[SHORT TASK]: Copy out every line of the records where the string "structured" occurs.
● ● ● ● ●
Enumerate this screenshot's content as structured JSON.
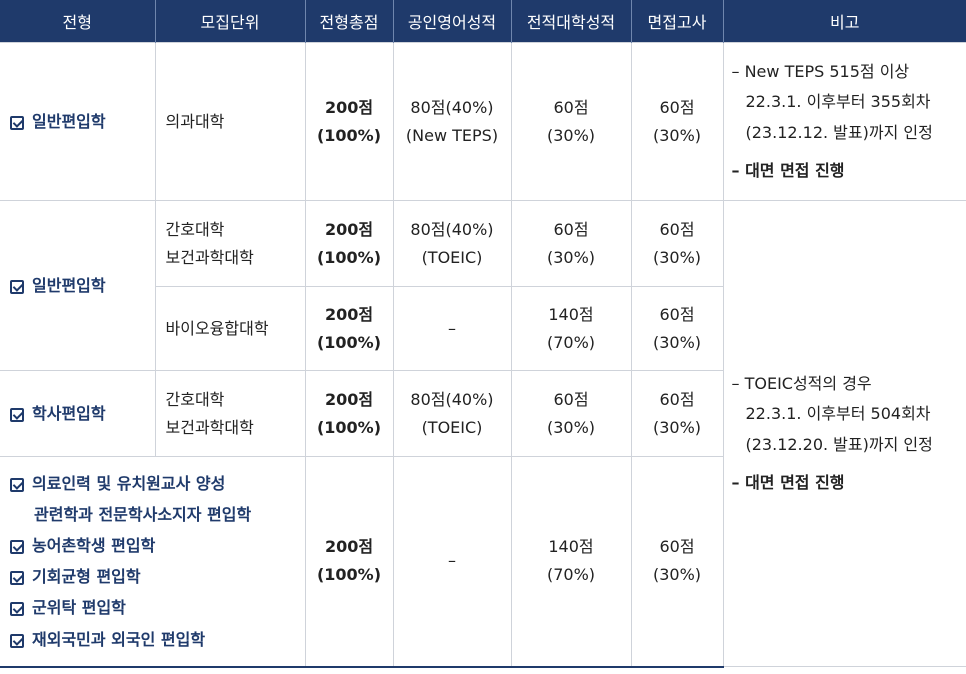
{
  "header": {
    "col1": "전형",
    "col2": "모집단위",
    "col3": "전형총점",
    "col4": "공인영어성적",
    "col5": "전적대학성적",
    "col6": "면접고사",
    "col7": "비고"
  },
  "rows": [
    {
      "type": "일반편입학",
      "unit": "의과대학",
      "total": [
        "200점",
        "(100%)"
      ],
      "english": [
        "80점(40%)",
        "(New TEPS)"
      ],
      "college": [
        "60점",
        "(30%)"
      ],
      "interview": [
        "60점",
        "(30%)"
      ]
    },
    {
      "type": "일반편입학",
      "unit": [
        "간호대학",
        "보건과학대학"
      ],
      "total": [
        "200점",
        "(100%)"
      ],
      "english": [
        "80점(40%)",
        "(TOEIC)"
      ],
      "college": [
        "60점",
        "(30%)"
      ],
      "interview": [
        "60점",
        "(30%)"
      ]
    },
    {
      "unit": "바이오융합대학",
      "total": [
        "200점",
        "(100%)"
      ],
      "english": "–",
      "college": [
        "140점",
        "(70%)"
      ],
      "interview": [
        "60점",
        "(30%)"
      ]
    },
    {
      "type": "학사편입학",
      "unit": [
        "간호대학",
        "보건과학대학"
      ],
      "total": [
        "200점",
        "(100%)"
      ],
      "english": [
        "80점(40%)",
        "(TOEIC)"
      ],
      "college": [
        "60점",
        "(30%)"
      ],
      "interview": [
        "60점",
        "(30%)"
      ]
    },
    {
      "types": [
        "의료인력 및 유치원교사 양성",
        "관련학과 전문학사소지자 편입학",
        "농어촌학생 편입학",
        "기회균형 편입학",
        "군위탁 편입학",
        "재외국민과 외국인 편입학"
      ],
      "total": [
        "200점",
        "(100%)"
      ],
      "english": "–",
      "college": [
        "140점",
        "(70%)"
      ],
      "interview": [
        "60점",
        "(30%)"
      ]
    }
  ],
  "notes": {
    "teps": [
      "– New TEPS 515점 이상",
      "22.3.1. 이후부터 355회차",
      "(23.12.12. 발표)까지 인정",
      "– 대면 면접 진행"
    ],
    "toeic": [
      "– TOEIC성적의 경우",
      "22.3.1. 이후부터 504회차",
      "(23.12.20. 발표)까지 인정",
      "– 대면 면접 진행"
    ]
  }
}
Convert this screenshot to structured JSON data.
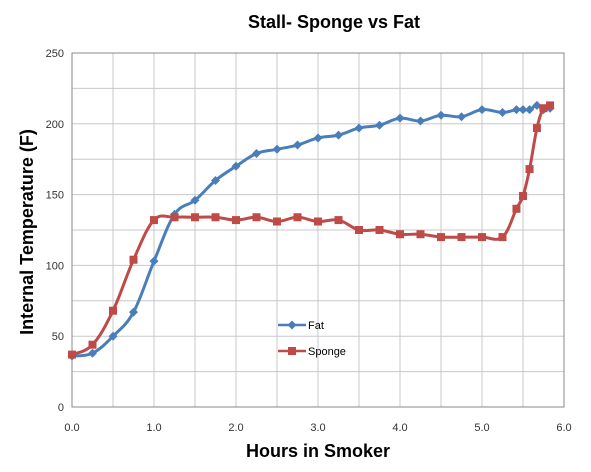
{
  "chart_data": {
    "type": "line",
    "title": "Stall- Sponge vs Fat",
    "xlabel": "Hours in Smoker",
    "ylabel": "Internal Temperature (F)",
    "xlim": [
      0,
      6
    ],
    "ylim": [
      0,
      250
    ],
    "xticks": [
      "0.0",
      "1.0",
      "2.0",
      "3.0",
      "4.0",
      "5.0",
      "6.0"
    ],
    "yticks": [
      "0",
      "50",
      "100",
      "150",
      "200",
      "250"
    ],
    "grid": "vertical and horizontal",
    "legend_position": "lower-center",
    "series": [
      {
        "name": "Fat",
        "color": "#4a7ebb",
        "marker": "diamond",
        "x": [
          0,
          0.25,
          0.5,
          0.75,
          1.0,
          1.25,
          1.5,
          1.75,
          2.0,
          2.25,
          2.5,
          2.75,
          3.0,
          3.25,
          3.5,
          3.75,
          4.0,
          4.25,
          4.5,
          4.75,
          5.0,
          5.25,
          5.42,
          5.5,
          5.58,
          5.67,
          5.75,
          5.83
        ],
        "y": [
          36,
          38,
          50,
          67,
          103,
          136,
          146,
          160,
          170,
          179,
          182,
          185,
          190,
          192,
          197,
          199,
          204,
          202,
          206,
          205,
          210,
          208,
          210,
          210,
          210,
          213,
          210,
          211
        ]
      },
      {
        "name": "Sponge",
        "color": "#be4b48",
        "marker": "square",
        "x": [
          0,
          0.25,
          0.5,
          0.75,
          1.0,
          1.25,
          1.5,
          1.75,
          2.0,
          2.25,
          2.5,
          2.75,
          3.0,
          3.25,
          3.5,
          3.75,
          4.0,
          4.25,
          4.5,
          4.75,
          5.0,
          5.25,
          5.42,
          5.5,
          5.58,
          5.67,
          5.75,
          5.83
        ],
        "y": [
          37,
          44,
          68,
          104,
          132,
          134,
          134,
          134,
          132,
          134,
          131,
          134,
          131,
          132,
          125,
          125,
          122,
          122,
          120,
          120,
          120,
          120,
          140,
          149,
          168,
          197,
          211,
          213
        ]
      }
    ]
  }
}
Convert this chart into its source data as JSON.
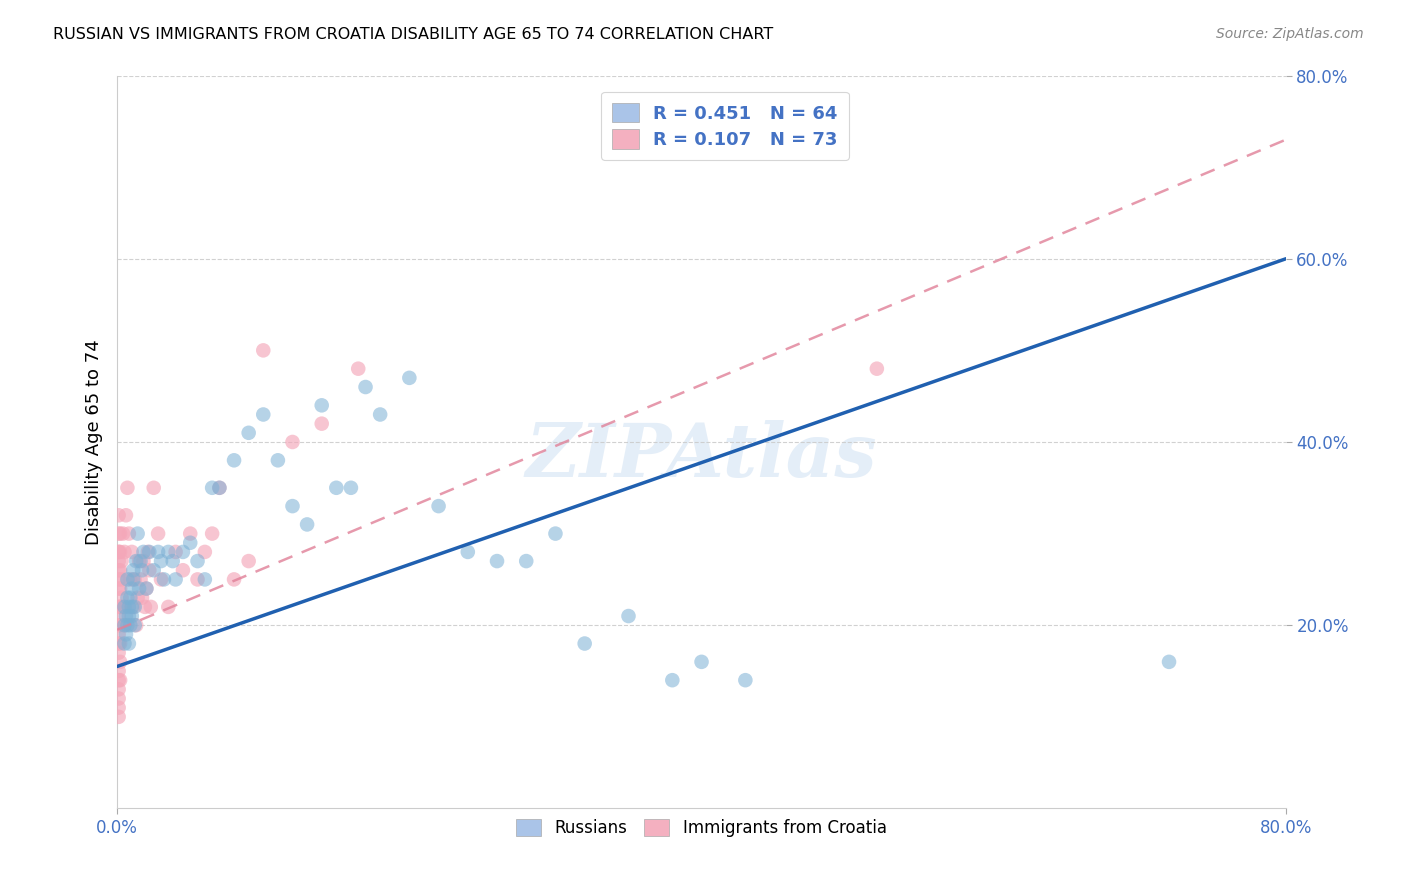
{
  "title": "RUSSIAN VS IMMIGRANTS FROM CROATIA DISABILITY AGE 65 TO 74 CORRELATION CHART",
  "source": "Source: ZipAtlas.com",
  "ylabel": "Disability Age 65 to 74",
  "xmin": 0.0,
  "xmax": 0.8,
  "ymin": 0.0,
  "ymax": 0.8,
  "watermark": "ZIPAtlas",
  "russians_x": [
    0.005,
    0.005,
    0.005,
    0.006,
    0.006,
    0.007,
    0.007,
    0.007,
    0.008,
    0.008,
    0.008,
    0.009,
    0.009,
    0.01,
    0.01,
    0.01,
    0.011,
    0.011,
    0.012,
    0.012,
    0.013,
    0.014,
    0.015,
    0.016,
    0.017,
    0.018,
    0.02,
    0.022,
    0.025,
    0.028,
    0.03,
    0.032,
    0.035,
    0.038,
    0.04,
    0.045,
    0.05,
    0.055,
    0.06,
    0.065,
    0.07,
    0.08,
    0.09,
    0.1,
    0.11,
    0.12,
    0.13,
    0.14,
    0.15,
    0.16,
    0.17,
    0.18,
    0.2,
    0.22,
    0.24,
    0.26,
    0.28,
    0.3,
    0.32,
    0.35,
    0.38,
    0.4,
    0.43,
    0.72
  ],
  "russians_y": [
    0.22,
    0.2,
    0.18,
    0.21,
    0.19,
    0.23,
    0.25,
    0.2,
    0.22,
    0.21,
    0.18,
    0.23,
    0.2,
    0.22,
    0.24,
    0.21,
    0.25,
    0.26,
    0.22,
    0.2,
    0.27,
    0.3,
    0.24,
    0.27,
    0.26,
    0.28,
    0.24,
    0.28,
    0.26,
    0.28,
    0.27,
    0.25,
    0.28,
    0.27,
    0.25,
    0.28,
    0.29,
    0.27,
    0.25,
    0.35,
    0.35,
    0.38,
    0.41,
    0.43,
    0.38,
    0.33,
    0.31,
    0.44,
    0.35,
    0.35,
    0.46,
    0.43,
    0.47,
    0.33,
    0.28,
    0.27,
    0.27,
    0.3,
    0.18,
    0.21,
    0.14,
    0.16,
    0.14,
    0.16
  ],
  "croatia_x": [
    0.001,
    0.001,
    0.001,
    0.001,
    0.001,
    0.001,
    0.001,
    0.001,
    0.001,
    0.001,
    0.001,
    0.001,
    0.001,
    0.001,
    0.001,
    0.001,
    0.001,
    0.001,
    0.001,
    0.001,
    0.002,
    0.002,
    0.002,
    0.002,
    0.002,
    0.002,
    0.002,
    0.002,
    0.002,
    0.002,
    0.003,
    0.003,
    0.003,
    0.004,
    0.004,
    0.005,
    0.005,
    0.006,
    0.007,
    0.008,
    0.009,
    0.01,
    0.011,
    0.012,
    0.013,
    0.014,
    0.015,
    0.016,
    0.017,
    0.018,
    0.019,
    0.02,
    0.021,
    0.022,
    0.023,
    0.025,
    0.028,
    0.03,
    0.035,
    0.04,
    0.045,
    0.05,
    0.055,
    0.06,
    0.065,
    0.07,
    0.08,
    0.09,
    0.1,
    0.12,
    0.14,
    0.165,
    0.52
  ],
  "croatia_y": [
    0.25,
    0.22,
    0.2,
    0.28,
    0.24,
    0.18,
    0.26,
    0.19,
    0.21,
    0.17,
    0.15,
    0.13,
    0.12,
    0.14,
    0.11,
    0.3,
    0.28,
    0.32,
    0.27,
    0.1,
    0.2,
    0.22,
    0.24,
    0.26,
    0.18,
    0.16,
    0.14,
    0.3,
    0.28,
    0.22,
    0.27,
    0.23,
    0.25,
    0.3,
    0.22,
    0.28,
    0.2,
    0.32,
    0.35,
    0.3,
    0.25,
    0.28,
    0.22,
    0.25,
    0.2,
    0.23,
    0.27,
    0.25,
    0.23,
    0.27,
    0.22,
    0.24,
    0.28,
    0.26,
    0.22,
    0.35,
    0.3,
    0.25,
    0.22,
    0.28,
    0.26,
    0.3,
    0.25,
    0.28,
    0.3,
    0.35,
    0.25,
    0.27,
    0.5,
    0.4,
    0.42,
    0.48,
    0.48
  ],
  "blue_line_x": [
    0.0,
    0.8
  ],
  "blue_line_y": [
    0.155,
    0.6
  ],
  "pink_line_x": [
    0.0,
    0.8
  ],
  "pink_line_y": [
    0.195,
    0.73
  ],
  "grid_color": "#cccccc",
  "blue_scatter_color": "#7bafd4",
  "pink_scatter_color": "#f4a7b9",
  "blue_line_color": "#2060b0",
  "pink_line_color": "#e08098",
  "tick_color": "#4472c4",
  "background_color": "#ffffff"
}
● ● ● ● ●
[FINISHED ANSWER]:
Enumerate this screenshot's content as structured JSON.
Convert this screenshot to structured JSON data.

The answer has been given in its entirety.